*Exercise details*.
Find and copy each line of the records where the string "cells" shows up.

[Figure collection entries]
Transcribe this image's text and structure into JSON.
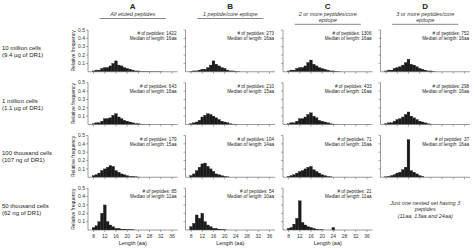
{
  "chart_data": [
    {
      "type": "bar",
      "title": "A",
      "subtitle": "All eluted peptides",
      "x": [
        8,
        9,
        10,
        11,
        12,
        13,
        14,
        15,
        16,
        17,
        18,
        19,
        20,
        21,
        22,
        23,
        24,
        25,
        26,
        27,
        28,
        29,
        30,
        31,
        32
      ],
      "values": [
        0.01,
        0.02,
        0.02,
        0.04,
        0.05,
        0.05,
        0.07,
        0.1,
        0.13,
        0.08,
        0.07,
        0.05,
        0.04,
        0.03,
        0.02,
        0.01,
        0.01,
        0.005,
        0.005,
        0.003,
        0.002,
        0.002,
        0.001,
        0.001,
        0.001
      ],
      "color": "#1a1a1a",
      "xlim": [
        6,
        38
      ],
      "xticks": [
        8,
        12,
        16,
        20,
        24,
        28,
        32,
        36
      ],
      "ylim": [
        0,
        0.5
      ],
      "yticks": [
        0.1,
        0.2,
        0.3,
        0.4,
        0.5
      ],
      "ylabel": "Relative frequency",
      "tick_labels": "y",
      "annotations": [
        "# of peptides: 1422\nMedian of length: 16aa",
        "10 million cells\n(9.4 µg of DR1)"
      ]
    },
    {
      "type": "bar",
      "title": "B",
      "subtitle": "1 peptide/core epitope",
      "x": [
        8,
        9,
        10,
        11,
        12,
        13,
        14,
        15,
        16,
        17,
        18,
        19,
        20,
        21,
        22,
        23,
        24,
        25
      ],
      "values": [
        0.005,
        0.01,
        0.01,
        0.02,
        0.03,
        0.03,
        0.05,
        0.08,
        0.13,
        0.09,
        0.07,
        0.05,
        0.04,
        0.02,
        0.01,
        0.01,
        0.005,
        0.003
      ],
      "color": "#1a1a1a",
      "xlim": [
        6,
        38
      ],
      "xticks": [
        8,
        12,
        16,
        20,
        24,
        28,
        32,
        36
      ],
      "ylim": [
        0,
        0.5
      ],
      "yticks": [
        0.1,
        0.2,
        0.3,
        0.4,
        0.5
      ],
      "tick_labels": false,
      "annotations": [
        "# of peptides: 273\nMedian of length: 16aa"
      ]
    },
    {
      "type": "bar",
      "title": "C",
      "subtitle": "2 or more peptides/core\nepitope",
      "x": [
        8,
        9,
        10,
        11,
        12,
        13,
        14,
        15,
        16,
        17,
        18,
        19,
        20,
        21,
        22,
        23,
        24,
        25,
        26
      ],
      "values": [
        0.01,
        0.02,
        0.02,
        0.04,
        0.05,
        0.05,
        0.07,
        0.11,
        0.14,
        0.09,
        0.07,
        0.05,
        0.04,
        0.03,
        0.02,
        0.01,
        0.01,
        0.005,
        0.003
      ],
      "color": "#1a1a1a",
      "xlim": [
        6,
        38
      ],
      "xticks": [
        8,
        12,
        16,
        20,
        24,
        28,
        32,
        36
      ],
      "ylim": [
        0,
        0.5
      ],
      "yticks": [
        0.1,
        0.2,
        0.3,
        0.4,
        0.5
      ],
      "tick_labels": false,
      "annotations": [
        "# of peptides: 1306\nMedian of length: 16aa"
      ]
    },
    {
      "type": "bar",
      "title": "D",
      "subtitle": "3 or more peptides/core\nepitope",
      "x": [
        8,
        9,
        10,
        11,
        12,
        13,
        14,
        15,
        16,
        17,
        18,
        19,
        20,
        21,
        22,
        23,
        24,
        25
      ],
      "values": [
        0.01,
        0.02,
        0.02,
        0.04,
        0.05,
        0.06,
        0.08,
        0.11,
        0.15,
        0.09,
        0.08,
        0.06,
        0.04,
        0.03,
        0.02,
        0.01,
        0.01,
        0.005
      ],
      "color": "#1a1a1a",
      "xlim": [
        6,
        38
      ],
      "xticks": [
        8,
        12,
        16,
        20,
        24,
        28,
        32,
        36
      ],
      "ylim": [
        0,
        0.5
      ],
      "yticks": [
        0.1,
        0.2,
        0.3,
        0.4,
        0.5
      ],
      "tick_labels": false,
      "annotations": [
        "# of peptides: 752\nMedian of length: 16aa"
      ]
    },
    {
      "type": "bar",
      "x": [
        8,
        9,
        10,
        11,
        12,
        13,
        14,
        15,
        16,
        17,
        18,
        19,
        20,
        21,
        22,
        23,
        24,
        25,
        26,
        27,
        28
      ],
      "values": [
        0.01,
        0.02,
        0.02,
        0.04,
        0.07,
        0.07,
        0.08,
        0.11,
        0.13,
        0.09,
        0.07,
        0.05,
        0.04,
        0.03,
        0.02,
        0.01,
        0.01,
        0.005,
        0.003,
        0.002,
        0.001
      ],
      "color": "#1a1a1a",
      "xlim": [
        6,
        38
      ],
      "xticks": [
        8,
        12,
        16,
        20,
        24,
        28,
        32,
        36
      ],
      "ylim": [
        0,
        0.5
      ],
      "yticks": [
        0.1,
        0.2,
        0.3,
        0.4,
        0.5
      ],
      "ylabel": "Relative frequency",
      "tick_labels": "y",
      "annotations": [
        "# of peptides: 643\nMedian of length: 16aa",
        "1 million cells\n(1.1 µg of DR1)"
      ]
    },
    {
      "type": "bar",
      "x": [
        8,
        9,
        10,
        11,
        12,
        13,
        14,
        15,
        16,
        17,
        18,
        19,
        20,
        21,
        22,
        23,
        24
      ],
      "values": [
        0.01,
        0.02,
        0.03,
        0.05,
        0.09,
        0.11,
        0.13,
        0.12,
        0.1,
        0.08,
        0.06,
        0.04,
        0.03,
        0.02,
        0.01,
        0.005,
        0.003
      ],
      "color": "#1a1a1a",
      "xlim": [
        6,
        38
      ],
      "xticks": [
        8,
        12,
        16,
        20,
        24,
        28,
        32,
        36
      ],
      "ylim": [
        0,
        0.5
      ],
      "yticks": [
        0.1,
        0.2,
        0.3,
        0.4,
        0.5
      ],
      "tick_labels": false,
      "annotations": [
        "# of peptides: 210\nMedian of length: 15aa"
      ]
    },
    {
      "type": "bar",
      "x": [
        8,
        9,
        10,
        11,
        12,
        13,
        14,
        15,
        16,
        17,
        18,
        19,
        20,
        21,
        22,
        23,
        24,
        25
      ],
      "values": [
        0.01,
        0.02,
        0.02,
        0.04,
        0.07,
        0.07,
        0.09,
        0.12,
        0.14,
        0.1,
        0.08,
        0.05,
        0.04,
        0.03,
        0.02,
        0.01,
        0.005,
        0.003
      ],
      "color": "#1a1a1a",
      "xlim": [
        6,
        38
      ],
      "xticks": [
        8,
        12,
        16,
        20,
        24,
        28,
        32,
        36
      ],
      "ylim": [
        0,
        0.5
      ],
      "yticks": [
        0.1,
        0.2,
        0.3,
        0.4,
        0.5
      ],
      "tick_labels": false,
      "annotations": [
        "# of peptides: 433\nMedian of length: 16aa"
      ]
    },
    {
      "type": "bar",
      "x": [
        8,
        9,
        10,
        11,
        12,
        13,
        14,
        15,
        16,
        17,
        18,
        19,
        20,
        21,
        22,
        23,
        24
      ],
      "values": [
        0.01,
        0.02,
        0.02,
        0.04,
        0.06,
        0.07,
        0.09,
        0.12,
        0.15,
        0.1,
        0.08,
        0.06,
        0.04,
        0.03,
        0.02,
        0.01,
        0.005
      ],
      "color": "#1a1a1a",
      "xlim": [
        6,
        38
      ],
      "xticks": [
        8,
        12,
        16,
        20,
        24,
        28,
        32,
        36
      ],
      "ylim": [
        0,
        0.5
      ],
      "yticks": [
        0.1,
        0.2,
        0.3,
        0.4,
        0.5
      ],
      "tick_labels": false,
      "annotations": [
        "# of peptides: 298\nMedian of length: 16aa"
      ]
    },
    {
      "type": "bar",
      "x": [
        8,
        9,
        10,
        11,
        12,
        13,
        14,
        15,
        16,
        17,
        18,
        19,
        20,
        21,
        22,
        23,
        24
      ],
      "values": [
        0.02,
        0.03,
        0.05,
        0.08,
        0.1,
        0.12,
        0.14,
        0.13,
        0.08,
        0.06,
        0.04,
        0.03,
        0.02,
        0.01,
        0.01,
        0.005,
        0.003
      ],
      "color": "#1a1a1a",
      "xlim": [
        6,
        38
      ],
      "xticks": [
        8,
        12,
        16,
        20,
        24,
        28,
        32,
        36
      ],
      "ylim": [
        0,
        0.5
      ],
      "yticks": [
        0.1,
        0.2,
        0.3,
        0.4,
        0.5
      ],
      "ylabel": "Relative frequency",
      "tick_labels": "y",
      "annotations": [
        "# of peptides: 179\nMedian of length: 15aa",
        "100 thousand cells\n(107 ng of DR1)"
      ]
    },
    {
      "type": "bar",
      "x": [
        8,
        9,
        10,
        11,
        12,
        13,
        14,
        15,
        16,
        17,
        18,
        19,
        20,
        21
      ],
      "values": [
        0.02,
        0.04,
        0.08,
        0.12,
        0.16,
        0.17,
        0.13,
        0.1,
        0.07,
        0.04,
        0.03,
        0.02,
        0.01,
        0.005
      ],
      "color": "#1a1a1a",
      "xlim": [
        6,
        38
      ],
      "xticks": [
        8,
        12,
        16,
        20,
        24,
        28,
        32,
        36
      ],
      "ylim": [
        0,
        0.5
      ],
      "yticks": [
        0.1,
        0.2,
        0.3,
        0.4,
        0.5
      ],
      "tick_labels": false,
      "annotations": [
        "# of peptides: 104\nMedian of length: 14aa"
      ]
    },
    {
      "type": "bar",
      "x": [
        8,
        9,
        10,
        11,
        12,
        13,
        14,
        15,
        16,
        17,
        18,
        19,
        20,
        21,
        22,
        23
      ],
      "values": [
        0.01,
        0.02,
        0.03,
        0.05,
        0.07,
        0.08,
        0.1,
        0.12,
        0.13,
        0.09,
        0.07,
        0.05,
        0.03,
        0.02,
        0.01,
        0.005
      ],
      "color": "#1a1a1a",
      "xlim": [
        6,
        38
      ],
      "xticks": [
        8,
        12,
        16,
        20,
        24,
        28,
        32,
        36
      ],
      "ylim": [
        0,
        0.5
      ],
      "yticks": [
        0.1,
        0.2,
        0.3,
        0.4,
        0.5
      ],
      "tick_labels": false,
      "annotations": [
        "# of peptides: 71\nMedian of length: 16aa"
      ]
    },
    {
      "type": "bar",
      "x": [
        8,
        9,
        10,
        11,
        12,
        13,
        14,
        15,
        16,
        17,
        18,
        19,
        20,
        21
      ],
      "values": [
        0.005,
        0.01,
        0.02,
        0.03,
        0.05,
        0.06,
        0.09,
        0.12,
        0.45,
        0.08,
        0.06,
        0.04,
        0.02,
        0.01
      ],
      "color": "#1a1a1a",
      "xlim": [
        6,
        38
      ],
      "xticks": [
        8,
        12,
        16,
        20,
        24,
        28,
        32,
        36
      ],
      "ylim": [
        0,
        0.5
      ],
      "yticks": [
        0.1,
        0.2,
        0.3,
        0.4,
        0.5
      ],
      "tick_labels": false,
      "annotations": [
        "# of peptides: 37\nMedian of length: 16aa"
      ]
    },
    {
      "type": "bar",
      "x": [
        8,
        9,
        10,
        11,
        12,
        13,
        14,
        15,
        16,
        17,
        18,
        19,
        20,
        21,
        22
      ],
      "values": [
        0.03,
        0.05,
        0.1,
        0.2,
        0.3,
        0.1,
        0.06,
        0.04,
        0.02,
        0.02,
        0.01,
        0.01,
        0.005,
        0.003,
        0.002
      ],
      "color": "#1a1a1a",
      "xlim": [
        6,
        38
      ],
      "xticks": [
        8,
        12,
        16,
        20,
        24,
        28,
        32,
        36
      ],
      "ylim": [
        0,
        0.5
      ],
      "yticks": [
        0.1,
        0.2,
        0.3,
        0.4,
        0.5
      ],
      "xlabel": "Length (aa)",
      "ylabel": "Relative frequency",
      "annotations": [
        "# of peptides: 85\nMedian of length: 11aa",
        "50 thousand cells\n(62 ng of DR1)"
      ]
    },
    {
      "type": "bar",
      "x": [
        8,
        9,
        10,
        11,
        12,
        13,
        14,
        15,
        16,
        17,
        18,
        19,
        20
      ],
      "values": [
        0.04,
        0.08,
        0.18,
        0.14,
        0.2,
        0.1,
        0.06,
        0.04,
        0.02,
        0.02,
        0.01,
        0.005,
        0.003
      ],
      "color": "#1a1a1a",
      "xlim": [
        6,
        38
      ],
      "xticks": [
        8,
        12,
        16,
        20,
        24,
        28,
        32,
        36
      ],
      "ylim": [
        0,
        0.5
      ],
      "yticks": [
        0.1,
        0.2,
        0.3,
        0.4,
        0.5
      ],
      "xlabel": "Length (aa)",
      "tick_labels": "x",
      "annotations": [
        "# of peptides: 54\nMedian of length: 10aa"
      ]
    },
    {
      "type": "bar",
      "x": [
        8,
        9,
        10,
        11,
        12,
        13,
        14,
        15,
        16,
        17,
        18,
        19,
        20,
        24
      ],
      "values": [
        0.02,
        0.03,
        0.07,
        0.14,
        0.35,
        0.09,
        0.06,
        0.04,
        0.03,
        0.02,
        0.01,
        0.005,
        0.003,
        0.03
      ],
      "color": "#1a1a1a",
      "xlim": [
        6,
        38
      ],
      "xticks": [
        8,
        12,
        16,
        20,
        24,
        28,
        32,
        36
      ],
      "ylim": [
        0,
        0.5
      ],
      "yticks": [
        0.1,
        0.2,
        0.3,
        0.4,
        0.5
      ],
      "xlabel": "Length (aa)",
      "tick_labels": "x",
      "annotations": [
        "# of peptides: 21\nMedian of length: 11aa"
      ]
    },
    {
      "type": "empty",
      "annotations": [
        "Just one nested set having 3\npeptides\n(11aa, 13aa and 24aa)"
      ]
    }
  ]
}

*Exercise answer*.
        "10 million cells\n(9.4 µg of DR1)"
        "1 million cells\n(1.1 µg of DR1)"
        "100 thousand cells\n(107 ng of DR1)"
        "50 thousand cells\n(62 ng of DR1)"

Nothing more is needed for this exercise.